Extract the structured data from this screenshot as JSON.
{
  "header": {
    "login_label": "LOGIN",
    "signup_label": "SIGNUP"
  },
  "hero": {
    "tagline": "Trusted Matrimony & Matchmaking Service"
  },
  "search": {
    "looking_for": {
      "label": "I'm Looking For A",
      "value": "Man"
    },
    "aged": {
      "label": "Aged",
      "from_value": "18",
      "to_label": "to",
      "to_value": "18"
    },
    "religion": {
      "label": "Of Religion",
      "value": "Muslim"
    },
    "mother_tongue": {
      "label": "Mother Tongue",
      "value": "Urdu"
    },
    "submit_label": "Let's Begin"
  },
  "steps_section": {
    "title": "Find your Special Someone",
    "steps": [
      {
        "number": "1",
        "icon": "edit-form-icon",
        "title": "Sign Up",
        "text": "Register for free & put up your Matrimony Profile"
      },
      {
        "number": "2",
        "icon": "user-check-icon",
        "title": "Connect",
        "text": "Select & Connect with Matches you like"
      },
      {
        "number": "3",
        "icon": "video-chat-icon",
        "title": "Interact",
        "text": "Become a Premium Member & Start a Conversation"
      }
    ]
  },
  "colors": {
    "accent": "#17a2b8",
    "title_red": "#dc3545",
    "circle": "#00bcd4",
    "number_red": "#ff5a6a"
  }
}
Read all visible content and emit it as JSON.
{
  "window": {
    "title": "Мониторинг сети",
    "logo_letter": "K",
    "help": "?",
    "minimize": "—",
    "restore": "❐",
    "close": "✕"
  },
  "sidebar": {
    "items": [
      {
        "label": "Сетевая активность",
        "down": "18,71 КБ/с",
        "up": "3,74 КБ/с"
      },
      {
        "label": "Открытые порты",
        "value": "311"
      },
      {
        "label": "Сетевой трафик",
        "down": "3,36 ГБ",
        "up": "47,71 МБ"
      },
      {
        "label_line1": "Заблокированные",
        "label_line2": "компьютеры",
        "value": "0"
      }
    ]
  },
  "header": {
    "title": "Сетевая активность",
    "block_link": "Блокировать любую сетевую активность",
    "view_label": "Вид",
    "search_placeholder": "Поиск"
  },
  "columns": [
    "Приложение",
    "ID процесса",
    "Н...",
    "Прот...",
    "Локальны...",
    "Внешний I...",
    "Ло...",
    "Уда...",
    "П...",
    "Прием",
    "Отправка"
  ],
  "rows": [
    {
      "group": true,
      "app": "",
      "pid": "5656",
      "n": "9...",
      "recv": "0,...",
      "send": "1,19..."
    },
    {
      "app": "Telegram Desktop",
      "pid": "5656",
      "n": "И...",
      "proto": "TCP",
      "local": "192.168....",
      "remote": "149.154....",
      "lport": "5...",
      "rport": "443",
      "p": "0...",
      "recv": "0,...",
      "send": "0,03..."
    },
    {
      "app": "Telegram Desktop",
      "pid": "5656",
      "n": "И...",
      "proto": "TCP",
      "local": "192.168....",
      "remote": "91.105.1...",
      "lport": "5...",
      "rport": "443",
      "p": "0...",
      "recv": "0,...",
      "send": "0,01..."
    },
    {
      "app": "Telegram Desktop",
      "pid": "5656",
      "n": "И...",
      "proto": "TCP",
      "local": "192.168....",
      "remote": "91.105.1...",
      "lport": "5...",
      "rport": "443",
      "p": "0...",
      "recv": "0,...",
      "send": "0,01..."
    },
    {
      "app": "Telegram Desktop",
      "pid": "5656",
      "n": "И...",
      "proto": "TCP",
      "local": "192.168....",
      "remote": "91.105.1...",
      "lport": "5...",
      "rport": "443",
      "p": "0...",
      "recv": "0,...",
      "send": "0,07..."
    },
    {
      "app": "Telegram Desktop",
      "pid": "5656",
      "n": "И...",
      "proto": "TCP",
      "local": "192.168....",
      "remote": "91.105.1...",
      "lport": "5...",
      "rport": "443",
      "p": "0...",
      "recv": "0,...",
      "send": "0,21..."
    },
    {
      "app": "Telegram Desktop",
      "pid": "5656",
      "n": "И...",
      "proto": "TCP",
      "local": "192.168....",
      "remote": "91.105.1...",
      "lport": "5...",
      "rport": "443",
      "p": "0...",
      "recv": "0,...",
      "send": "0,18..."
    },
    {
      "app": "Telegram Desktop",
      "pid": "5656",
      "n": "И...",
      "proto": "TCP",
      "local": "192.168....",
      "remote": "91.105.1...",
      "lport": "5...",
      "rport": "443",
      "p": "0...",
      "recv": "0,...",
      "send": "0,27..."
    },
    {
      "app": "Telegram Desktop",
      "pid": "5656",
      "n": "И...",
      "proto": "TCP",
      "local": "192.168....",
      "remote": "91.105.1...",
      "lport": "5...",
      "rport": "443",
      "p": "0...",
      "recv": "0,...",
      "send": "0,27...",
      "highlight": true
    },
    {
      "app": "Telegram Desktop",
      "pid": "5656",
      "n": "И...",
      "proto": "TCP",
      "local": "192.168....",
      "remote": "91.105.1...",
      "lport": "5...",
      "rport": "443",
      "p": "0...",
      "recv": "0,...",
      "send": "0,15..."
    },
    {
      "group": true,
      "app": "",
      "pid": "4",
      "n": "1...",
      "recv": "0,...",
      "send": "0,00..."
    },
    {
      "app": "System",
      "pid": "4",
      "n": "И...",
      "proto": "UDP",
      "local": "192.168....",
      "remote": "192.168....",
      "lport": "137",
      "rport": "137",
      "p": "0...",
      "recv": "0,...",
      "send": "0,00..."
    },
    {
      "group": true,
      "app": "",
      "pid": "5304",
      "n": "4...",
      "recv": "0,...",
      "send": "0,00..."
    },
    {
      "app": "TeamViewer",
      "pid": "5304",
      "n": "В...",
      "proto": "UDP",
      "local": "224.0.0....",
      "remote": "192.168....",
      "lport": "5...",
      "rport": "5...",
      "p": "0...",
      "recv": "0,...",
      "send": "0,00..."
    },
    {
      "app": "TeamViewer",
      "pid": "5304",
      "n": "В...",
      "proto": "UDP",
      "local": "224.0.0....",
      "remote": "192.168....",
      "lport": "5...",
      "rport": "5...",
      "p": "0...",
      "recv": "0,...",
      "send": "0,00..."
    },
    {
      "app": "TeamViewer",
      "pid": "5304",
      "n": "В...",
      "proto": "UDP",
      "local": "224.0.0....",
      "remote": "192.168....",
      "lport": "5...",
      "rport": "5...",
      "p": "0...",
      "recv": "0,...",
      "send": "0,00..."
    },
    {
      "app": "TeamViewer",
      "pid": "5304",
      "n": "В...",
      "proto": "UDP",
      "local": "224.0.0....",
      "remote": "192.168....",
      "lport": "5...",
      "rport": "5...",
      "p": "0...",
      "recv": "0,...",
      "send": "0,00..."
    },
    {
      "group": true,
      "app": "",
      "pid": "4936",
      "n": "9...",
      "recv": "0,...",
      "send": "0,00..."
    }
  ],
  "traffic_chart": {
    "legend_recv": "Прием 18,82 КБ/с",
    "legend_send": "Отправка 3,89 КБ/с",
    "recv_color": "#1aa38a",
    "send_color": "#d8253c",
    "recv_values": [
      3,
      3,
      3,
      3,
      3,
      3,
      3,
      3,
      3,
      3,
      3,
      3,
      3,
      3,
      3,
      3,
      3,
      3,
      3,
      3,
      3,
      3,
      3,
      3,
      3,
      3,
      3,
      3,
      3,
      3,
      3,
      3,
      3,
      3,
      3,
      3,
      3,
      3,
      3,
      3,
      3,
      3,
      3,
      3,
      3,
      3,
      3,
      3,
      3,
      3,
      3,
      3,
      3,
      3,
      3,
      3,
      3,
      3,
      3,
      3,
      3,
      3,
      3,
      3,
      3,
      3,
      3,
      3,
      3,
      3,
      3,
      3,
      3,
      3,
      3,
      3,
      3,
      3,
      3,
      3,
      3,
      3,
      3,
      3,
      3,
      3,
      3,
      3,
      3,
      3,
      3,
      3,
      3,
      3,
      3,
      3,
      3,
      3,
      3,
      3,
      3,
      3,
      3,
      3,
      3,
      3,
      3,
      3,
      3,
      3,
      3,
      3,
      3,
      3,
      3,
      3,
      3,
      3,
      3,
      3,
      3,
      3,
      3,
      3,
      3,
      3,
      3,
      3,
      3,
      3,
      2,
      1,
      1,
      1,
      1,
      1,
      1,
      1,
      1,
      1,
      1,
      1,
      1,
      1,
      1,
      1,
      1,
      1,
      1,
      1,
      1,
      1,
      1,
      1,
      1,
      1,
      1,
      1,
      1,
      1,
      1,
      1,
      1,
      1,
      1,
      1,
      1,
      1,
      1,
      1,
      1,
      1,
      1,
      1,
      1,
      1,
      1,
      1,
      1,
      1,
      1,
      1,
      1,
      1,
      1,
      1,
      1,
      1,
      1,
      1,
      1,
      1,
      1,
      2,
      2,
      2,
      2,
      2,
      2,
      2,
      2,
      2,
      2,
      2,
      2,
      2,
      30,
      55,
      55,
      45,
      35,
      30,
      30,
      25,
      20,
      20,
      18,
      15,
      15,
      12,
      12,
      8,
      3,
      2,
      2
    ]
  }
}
■ ■ ■ ■ ■
Pick out each line containing "Matrimony" and report it.

* Expected output *
    "tagline": "Trusted Matrimony & Matchmaking Service"
        "text": "Register for free & put up your Matrimony Profile"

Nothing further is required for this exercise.